→ **What you have to do**: Write out each entry again. Keep every word exactly as it is.

Stored dataset items:

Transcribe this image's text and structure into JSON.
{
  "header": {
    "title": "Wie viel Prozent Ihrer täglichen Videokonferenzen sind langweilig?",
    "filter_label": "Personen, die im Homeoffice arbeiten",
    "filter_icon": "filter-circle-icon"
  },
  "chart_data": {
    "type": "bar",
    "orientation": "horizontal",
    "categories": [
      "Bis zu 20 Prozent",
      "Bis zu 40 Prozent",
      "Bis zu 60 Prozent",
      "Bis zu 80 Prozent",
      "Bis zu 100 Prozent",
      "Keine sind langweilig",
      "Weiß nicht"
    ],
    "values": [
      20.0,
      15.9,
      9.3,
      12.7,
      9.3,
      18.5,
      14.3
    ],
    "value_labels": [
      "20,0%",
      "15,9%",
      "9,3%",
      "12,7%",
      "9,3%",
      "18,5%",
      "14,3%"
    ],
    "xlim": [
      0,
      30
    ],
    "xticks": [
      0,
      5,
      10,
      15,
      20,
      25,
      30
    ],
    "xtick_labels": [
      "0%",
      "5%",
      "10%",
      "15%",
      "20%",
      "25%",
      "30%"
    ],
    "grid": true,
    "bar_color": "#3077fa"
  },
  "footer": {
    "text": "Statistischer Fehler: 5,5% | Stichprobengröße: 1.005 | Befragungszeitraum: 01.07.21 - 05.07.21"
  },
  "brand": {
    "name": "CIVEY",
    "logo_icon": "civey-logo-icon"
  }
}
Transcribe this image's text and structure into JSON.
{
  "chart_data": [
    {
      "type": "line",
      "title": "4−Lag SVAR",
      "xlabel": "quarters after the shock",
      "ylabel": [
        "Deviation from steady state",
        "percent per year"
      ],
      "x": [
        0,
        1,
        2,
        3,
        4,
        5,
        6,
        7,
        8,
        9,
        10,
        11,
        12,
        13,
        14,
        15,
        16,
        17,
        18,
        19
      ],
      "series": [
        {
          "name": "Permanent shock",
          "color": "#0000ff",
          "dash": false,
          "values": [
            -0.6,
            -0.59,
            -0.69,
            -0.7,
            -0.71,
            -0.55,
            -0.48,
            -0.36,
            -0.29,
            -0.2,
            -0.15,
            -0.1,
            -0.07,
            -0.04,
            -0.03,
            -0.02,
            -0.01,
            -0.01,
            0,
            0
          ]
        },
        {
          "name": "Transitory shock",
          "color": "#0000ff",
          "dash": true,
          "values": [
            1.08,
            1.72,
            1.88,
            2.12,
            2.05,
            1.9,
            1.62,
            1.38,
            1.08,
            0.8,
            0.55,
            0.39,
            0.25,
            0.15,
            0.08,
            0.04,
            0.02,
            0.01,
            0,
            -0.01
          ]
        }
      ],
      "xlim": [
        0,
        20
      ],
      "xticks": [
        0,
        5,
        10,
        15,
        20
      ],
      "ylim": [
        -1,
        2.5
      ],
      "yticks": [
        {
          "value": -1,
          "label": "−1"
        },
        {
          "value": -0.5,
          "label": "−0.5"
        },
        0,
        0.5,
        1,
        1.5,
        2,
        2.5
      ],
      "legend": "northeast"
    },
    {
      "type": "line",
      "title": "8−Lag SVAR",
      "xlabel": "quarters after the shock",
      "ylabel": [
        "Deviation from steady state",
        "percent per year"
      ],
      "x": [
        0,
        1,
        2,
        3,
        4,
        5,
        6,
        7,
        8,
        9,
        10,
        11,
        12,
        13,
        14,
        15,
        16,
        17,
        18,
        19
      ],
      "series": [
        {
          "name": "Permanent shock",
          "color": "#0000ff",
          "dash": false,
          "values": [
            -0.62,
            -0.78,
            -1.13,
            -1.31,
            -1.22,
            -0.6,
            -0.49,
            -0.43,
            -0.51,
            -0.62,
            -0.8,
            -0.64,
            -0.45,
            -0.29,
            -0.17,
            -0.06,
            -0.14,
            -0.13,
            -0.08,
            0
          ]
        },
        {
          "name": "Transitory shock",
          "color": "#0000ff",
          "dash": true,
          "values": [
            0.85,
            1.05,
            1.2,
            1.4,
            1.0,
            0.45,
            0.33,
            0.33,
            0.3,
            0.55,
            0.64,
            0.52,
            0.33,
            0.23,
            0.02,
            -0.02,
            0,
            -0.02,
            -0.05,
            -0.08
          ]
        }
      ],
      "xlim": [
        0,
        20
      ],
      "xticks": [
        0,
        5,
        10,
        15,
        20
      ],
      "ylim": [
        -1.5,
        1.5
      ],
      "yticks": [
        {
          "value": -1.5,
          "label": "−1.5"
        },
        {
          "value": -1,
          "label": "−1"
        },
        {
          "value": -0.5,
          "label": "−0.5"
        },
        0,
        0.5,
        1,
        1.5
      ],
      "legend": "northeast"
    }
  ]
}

→ **Answer to the problem**:
Transcribe this image's text and structure into JSON.
{
  "header": {
    "title": "Wie viel Prozent Ihrer täglichen Videokonferenzen sind langweilig?",
    "filter_label": "Personen, die im Homeoffice arbeiten",
    "filter_icon": "filter-circle-icon"
  },
  "chart_data": {
    "type": "bar",
    "orientation": "horizontal",
    "categories": [
      "Bis zu 20 Prozent",
      "Bis zu 40 Prozent",
      "Bis zu 60 Prozent",
      "Bis zu 80 Prozent",
      "Bis zu 100 Prozent",
      "Keine sind langweilig",
      "Weiß nicht"
    ],
    "values": [
      20.0,
      15.9,
      9.3,
      12.7,
      9.3,
      18.5,
      14.3
    ],
    "value_labels": [
      "20,0%",
      "15,9%",
      "9,3%",
      "12,7%",
      "9,3%",
      "18,5%",
      "14,3%"
    ],
    "xlim": [
      0,
      30
    ],
    "xticks": [
      0,
      5,
      10,
      15,
      20,
      25,
      30
    ],
    "xtick_labels": [
      "0%",
      "5%",
      "10%",
      "15%",
      "20%",
      "25%",
      "30%"
    ],
    "grid": true,
    "bar_color": "#3077fa"
  },
  "footer": {
    "text": "Statistischer Fehler: 5,5% | Stichprobengröße: 1.005 | Befragungszeitraum: 01.07.21 - 05.07.21"
  },
  "brand": {
    "name": "CIVEY",
    "logo_icon": "civey-logo-icon"
  }
}
Transcribe this image's text and structure into JSON.
{
  "chart_data": [
    {
      "type": "line",
      "title": "4−Lag SVAR",
      "xlabel": "quarters after the shock",
      "ylabel": [
        "Deviation from steady state",
        "percent per year"
      ],
      "x": [
        0,
        1,
        2,
        3,
        4,
        5,
        6,
        7,
        8,
        9,
        10,
        11,
        12,
        13,
        14,
        15,
        16,
        17,
        18,
        19
      ],
      "series": [
        {
          "name": "Permanent shock",
          "color": "#0000ff",
          "dash": false,
          "values": [
            -0.6,
            -0.59,
            -0.69,
            -0.7,
            -0.71,
            -0.55,
            -0.48,
            -0.36,
            -0.29,
            -0.2,
            -0.15,
            -0.1,
            -0.07,
            -0.04,
            -0.03,
            -0.02,
            -0.01,
            -0.01,
            0,
            0
          ]
        },
        {
          "name": "Transitory shock",
          "color": "#0000ff",
          "dash": true,
          "values": [
            1.08,
            1.72,
            1.88,
            2.12,
            2.05,
            1.9,
            1.62,
            1.38,
            1.08,
            0.8,
            0.55,
            0.39,
            0.25,
            0.15,
            0.08,
            0.04,
            0.02,
            0.01,
            0,
            -0.01
          ]
        }
      ],
      "xlim": [
        0,
        20
      ],
      "xticks": [
        0,
        5,
        10,
        15,
        20
      ],
      "ylim": [
        -1,
        2.5
      ],
      "yticks": [
        {
          "value": -1,
          "label": "−1"
        },
        {
          "value": -0.5,
          "label": "−0.5"
        },
        0,
        0.5,
        1,
        1.5,
        2,
        2.5
      ],
      "legend": "northeast"
    },
    {
      "type": "line",
      "title": "8−Lag SVAR",
      "xlabel": "quarters after the shock",
      "ylabel": [
        "Deviation from steady state",
        "percent per year"
      ],
      "x": [
        0,
        1,
        2,
        3,
        4,
        5,
        6,
        7,
        8,
        9,
        10,
        11,
        12,
        13,
        14,
        15,
        16,
        17,
        18,
        19
      ],
      "series": [
        {
          "name": "Permanent shock",
          "color": "#0000ff",
          "dash": false,
          "values": [
            -0.62,
            -0.78,
            -1.13,
            -1.31,
            -1.22,
            -0.6,
            -0.49,
            -0.43,
            -0.51,
            -0.62,
            -0.8,
            -0.64,
            -0.45,
            -0.29,
            -0.17,
            -0.06,
            -0.14,
            -0.13,
            -0.08,
            0
          ]
        },
        {
          "name": "Transitory shock",
          "color": "#0000ff",
          "dash": true,
          "values": [
            0.85,
            1.05,
            1.2,
            1.4,
            1.0,
            0.45,
            0.33,
            0.33,
            0.3,
            0.55,
            0.64,
            0.52,
            0.33,
            0.23,
            0.02,
            -0.02,
            0,
            -0.02,
            -0.05,
            -0.08
          ]
        }
      ],
      "xlim": [
        0,
        20
      ],
      "xticks": [
        0,
        5,
        10,
        15,
        20
      ],
      "ylim": [
        -1.5,
        1.5
      ],
      "yticks": [
        {
          "value": -1.5,
          "label": "−1.5"
        },
        {
          "value": -1,
          "label": "−1"
        },
        {
          "value": -0.5,
          "label": "−0.5"
        },
        0,
        0.5,
        1,
        1.5
      ],
      "legend": "northeast"
    }
  ]
}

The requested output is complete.